Items from a figure collection
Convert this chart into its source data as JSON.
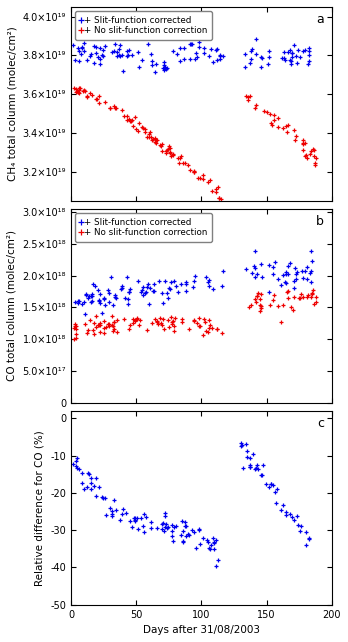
{
  "panel_a": {
    "title": "a",
    "ylabel": "CH₄ total column (molec/cm²)",
    "ylim_low": 3.05e+19,
    "ylim_high": 4.05e+19,
    "yticks": [
      3.2e+19,
      3.4e+19,
      3.6e+19,
      3.8e+19,
      4e+19
    ],
    "ytick_labels": [
      "3.2×10¹⁹",
      "3.4×10¹⁹",
      "3.6×10¹⁹",
      "3.8×10¹⁹",
      "4.0×10¹⁹"
    ]
  },
  "panel_b": {
    "title": "b",
    "ylabel": "CO total column (molec/cm²)",
    "ylim_low": 0,
    "ylim_high": 3.05e+18,
    "yticks": [
      0,
      5e+17,
      1e+18,
      1.5e+18,
      2e+18,
      2.5e+18,
      3e+18
    ],
    "ytick_labels": [
      "0",
      "5.0×10¹⁷",
      "1.0×10¹⁸",
      "1.5×10¹⁸",
      "2.0×10¹⁸",
      "2.5×10¹⁸",
      "3.0×10¹⁸"
    ]
  },
  "panel_c": {
    "title": "c",
    "ylabel": "Relative difference for CO (%)",
    "ylim_low": -50,
    "ylim_high": 2,
    "yticks": [
      -50,
      -40,
      -30,
      -20,
      -10,
      0
    ],
    "ytick_labels": [
      "-50",
      "-40",
      "-30",
      "-20",
      "-10",
      "0"
    ]
  },
  "xlim": [
    0,
    200
  ],
  "xticks": [
    0,
    50,
    100,
    150,
    200
  ],
  "xlabel": "Days after 31/08/2003",
  "blue_color": "#0000EE",
  "red_color": "#EE0000",
  "legend_blue": "+ Slit-function corrected",
  "legend_red": "+ No slit-function correction",
  "background": "#FFFFFF",
  "fig_width": 3.48,
  "fig_height": 6.42,
  "dpi": 100,
  "font_size": 7.0,
  "label_font_size": 7.5
}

WRITTEN REQUEST | Above are the records. Copy every line in them holding "ylabel".

FINISHED EXERCISE |
    "ylabel": "CH₄ total column (molec/cm²)",
    "ylabel": "CO total column (molec/cm²)",
    "ylabel": "Relative difference for CO (%)",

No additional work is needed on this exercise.